[Stored data entries]
========================================================================

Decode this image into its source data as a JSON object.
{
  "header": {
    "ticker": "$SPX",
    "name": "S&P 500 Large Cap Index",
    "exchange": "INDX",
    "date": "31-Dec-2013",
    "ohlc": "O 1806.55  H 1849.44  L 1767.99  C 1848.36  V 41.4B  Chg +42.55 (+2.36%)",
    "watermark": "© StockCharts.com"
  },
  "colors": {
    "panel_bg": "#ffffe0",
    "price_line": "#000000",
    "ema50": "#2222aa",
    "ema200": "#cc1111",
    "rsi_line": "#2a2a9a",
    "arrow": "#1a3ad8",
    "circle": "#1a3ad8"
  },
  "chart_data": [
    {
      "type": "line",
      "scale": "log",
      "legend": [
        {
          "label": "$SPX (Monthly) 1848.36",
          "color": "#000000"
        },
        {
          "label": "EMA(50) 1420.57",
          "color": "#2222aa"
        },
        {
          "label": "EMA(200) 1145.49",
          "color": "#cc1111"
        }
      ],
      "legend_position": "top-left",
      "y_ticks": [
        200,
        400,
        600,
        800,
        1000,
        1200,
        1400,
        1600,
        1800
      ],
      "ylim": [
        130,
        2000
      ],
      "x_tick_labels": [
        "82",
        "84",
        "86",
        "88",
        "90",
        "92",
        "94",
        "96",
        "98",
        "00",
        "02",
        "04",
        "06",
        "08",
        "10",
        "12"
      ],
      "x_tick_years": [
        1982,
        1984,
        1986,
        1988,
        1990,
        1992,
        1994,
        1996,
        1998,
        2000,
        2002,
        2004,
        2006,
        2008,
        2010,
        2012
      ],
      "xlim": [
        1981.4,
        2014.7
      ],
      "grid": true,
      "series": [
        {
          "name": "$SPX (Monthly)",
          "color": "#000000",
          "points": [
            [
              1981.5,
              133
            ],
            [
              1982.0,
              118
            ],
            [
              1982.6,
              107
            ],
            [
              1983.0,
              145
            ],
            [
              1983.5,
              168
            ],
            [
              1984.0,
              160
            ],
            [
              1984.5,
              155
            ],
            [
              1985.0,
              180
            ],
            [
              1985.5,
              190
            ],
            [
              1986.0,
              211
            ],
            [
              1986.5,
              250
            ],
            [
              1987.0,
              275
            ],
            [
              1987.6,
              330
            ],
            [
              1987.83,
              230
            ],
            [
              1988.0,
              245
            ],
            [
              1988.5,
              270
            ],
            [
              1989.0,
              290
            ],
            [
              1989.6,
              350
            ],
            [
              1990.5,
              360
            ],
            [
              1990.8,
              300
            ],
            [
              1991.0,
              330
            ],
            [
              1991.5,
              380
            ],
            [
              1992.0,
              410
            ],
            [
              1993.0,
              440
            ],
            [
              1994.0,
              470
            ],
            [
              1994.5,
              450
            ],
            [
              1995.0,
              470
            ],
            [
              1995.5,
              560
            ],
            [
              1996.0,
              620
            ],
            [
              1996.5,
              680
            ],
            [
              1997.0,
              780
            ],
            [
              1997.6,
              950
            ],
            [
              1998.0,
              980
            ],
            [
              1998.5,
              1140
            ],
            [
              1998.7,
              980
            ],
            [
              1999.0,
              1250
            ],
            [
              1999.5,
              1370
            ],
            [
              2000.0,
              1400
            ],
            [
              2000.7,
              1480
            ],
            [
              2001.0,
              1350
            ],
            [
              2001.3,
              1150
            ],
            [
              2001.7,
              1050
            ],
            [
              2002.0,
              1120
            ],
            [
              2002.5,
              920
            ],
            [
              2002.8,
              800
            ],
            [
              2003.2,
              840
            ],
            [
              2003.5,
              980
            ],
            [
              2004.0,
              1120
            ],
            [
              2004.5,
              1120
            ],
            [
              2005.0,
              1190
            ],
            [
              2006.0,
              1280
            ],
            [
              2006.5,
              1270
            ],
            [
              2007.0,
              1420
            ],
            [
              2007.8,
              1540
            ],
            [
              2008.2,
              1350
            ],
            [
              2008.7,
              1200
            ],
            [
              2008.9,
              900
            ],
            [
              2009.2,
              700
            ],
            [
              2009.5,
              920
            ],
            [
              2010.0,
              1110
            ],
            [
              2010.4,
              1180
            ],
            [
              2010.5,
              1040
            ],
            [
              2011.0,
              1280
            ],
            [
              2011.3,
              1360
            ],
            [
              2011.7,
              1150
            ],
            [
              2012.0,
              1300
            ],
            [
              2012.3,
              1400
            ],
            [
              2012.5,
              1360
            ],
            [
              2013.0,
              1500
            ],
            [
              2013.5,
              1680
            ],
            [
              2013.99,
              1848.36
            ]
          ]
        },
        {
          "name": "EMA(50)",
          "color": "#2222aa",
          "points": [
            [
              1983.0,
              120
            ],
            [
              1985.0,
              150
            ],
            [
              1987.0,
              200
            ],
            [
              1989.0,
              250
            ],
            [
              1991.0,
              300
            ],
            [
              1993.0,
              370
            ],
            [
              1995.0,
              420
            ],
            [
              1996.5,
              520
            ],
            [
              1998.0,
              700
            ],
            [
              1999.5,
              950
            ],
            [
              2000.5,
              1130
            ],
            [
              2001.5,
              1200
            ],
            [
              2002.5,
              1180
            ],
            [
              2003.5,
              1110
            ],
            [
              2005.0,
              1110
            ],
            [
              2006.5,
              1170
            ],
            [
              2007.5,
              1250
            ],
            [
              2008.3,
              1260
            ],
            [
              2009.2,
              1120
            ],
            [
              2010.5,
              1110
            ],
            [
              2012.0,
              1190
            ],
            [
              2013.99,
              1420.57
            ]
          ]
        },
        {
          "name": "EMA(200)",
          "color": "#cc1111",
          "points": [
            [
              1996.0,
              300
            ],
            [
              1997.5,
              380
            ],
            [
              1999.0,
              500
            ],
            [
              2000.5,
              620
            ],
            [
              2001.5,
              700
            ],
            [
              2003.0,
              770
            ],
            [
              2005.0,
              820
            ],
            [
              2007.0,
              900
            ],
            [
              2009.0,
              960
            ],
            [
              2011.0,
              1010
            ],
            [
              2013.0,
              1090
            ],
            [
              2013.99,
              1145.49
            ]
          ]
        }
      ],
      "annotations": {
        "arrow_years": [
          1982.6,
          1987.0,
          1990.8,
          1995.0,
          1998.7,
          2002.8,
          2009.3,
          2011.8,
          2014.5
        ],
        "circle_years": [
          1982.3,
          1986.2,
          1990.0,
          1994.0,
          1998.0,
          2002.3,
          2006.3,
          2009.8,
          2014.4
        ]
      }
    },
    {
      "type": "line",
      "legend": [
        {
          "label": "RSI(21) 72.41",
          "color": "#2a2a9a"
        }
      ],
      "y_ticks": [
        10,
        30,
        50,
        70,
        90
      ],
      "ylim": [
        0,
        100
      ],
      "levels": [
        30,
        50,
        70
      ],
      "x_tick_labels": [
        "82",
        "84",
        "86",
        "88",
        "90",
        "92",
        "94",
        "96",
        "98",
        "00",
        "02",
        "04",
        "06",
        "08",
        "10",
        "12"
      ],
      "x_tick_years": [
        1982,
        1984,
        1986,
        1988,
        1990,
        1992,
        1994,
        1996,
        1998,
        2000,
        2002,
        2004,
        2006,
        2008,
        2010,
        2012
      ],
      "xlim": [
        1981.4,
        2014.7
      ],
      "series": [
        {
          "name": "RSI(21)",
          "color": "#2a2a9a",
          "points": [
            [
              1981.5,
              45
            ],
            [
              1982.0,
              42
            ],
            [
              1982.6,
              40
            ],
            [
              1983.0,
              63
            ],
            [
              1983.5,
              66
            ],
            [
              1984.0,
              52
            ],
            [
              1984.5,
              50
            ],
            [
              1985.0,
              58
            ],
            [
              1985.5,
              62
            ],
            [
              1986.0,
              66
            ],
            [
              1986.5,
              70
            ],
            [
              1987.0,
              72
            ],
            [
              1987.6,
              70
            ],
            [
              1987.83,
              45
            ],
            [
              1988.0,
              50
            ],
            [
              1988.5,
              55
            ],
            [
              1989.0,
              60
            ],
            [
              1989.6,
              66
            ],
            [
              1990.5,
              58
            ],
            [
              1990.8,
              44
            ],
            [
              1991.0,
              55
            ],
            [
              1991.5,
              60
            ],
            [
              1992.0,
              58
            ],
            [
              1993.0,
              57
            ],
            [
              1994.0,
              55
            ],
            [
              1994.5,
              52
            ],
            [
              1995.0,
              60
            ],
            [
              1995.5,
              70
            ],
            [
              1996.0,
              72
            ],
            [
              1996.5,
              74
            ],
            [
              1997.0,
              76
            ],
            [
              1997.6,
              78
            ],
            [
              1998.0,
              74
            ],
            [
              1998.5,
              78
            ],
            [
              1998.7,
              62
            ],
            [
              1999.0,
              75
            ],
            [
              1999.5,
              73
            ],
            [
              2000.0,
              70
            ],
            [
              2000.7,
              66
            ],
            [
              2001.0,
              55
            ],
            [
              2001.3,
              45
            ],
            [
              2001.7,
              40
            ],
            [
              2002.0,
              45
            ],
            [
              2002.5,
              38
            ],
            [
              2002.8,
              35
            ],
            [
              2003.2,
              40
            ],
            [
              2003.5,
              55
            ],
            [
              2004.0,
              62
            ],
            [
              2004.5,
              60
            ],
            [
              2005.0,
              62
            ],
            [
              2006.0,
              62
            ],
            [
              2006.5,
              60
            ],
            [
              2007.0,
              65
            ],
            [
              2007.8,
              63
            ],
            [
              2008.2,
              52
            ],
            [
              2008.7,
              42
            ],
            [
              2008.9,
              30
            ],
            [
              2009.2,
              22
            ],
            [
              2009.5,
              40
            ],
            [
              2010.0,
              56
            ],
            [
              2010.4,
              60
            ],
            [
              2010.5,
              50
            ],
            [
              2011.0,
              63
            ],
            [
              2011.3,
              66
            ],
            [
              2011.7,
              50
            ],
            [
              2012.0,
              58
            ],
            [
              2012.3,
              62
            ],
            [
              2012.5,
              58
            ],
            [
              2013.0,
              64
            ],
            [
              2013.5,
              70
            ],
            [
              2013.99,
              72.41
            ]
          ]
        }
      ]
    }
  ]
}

========================================================================

▶ _Objective_
Which lines hold the word "Monthly"? Copy every one of them.

▶ _Exercise solution_
          "label": "$SPX (Monthly) 1848.36",
          "name": "$SPX (Monthly)",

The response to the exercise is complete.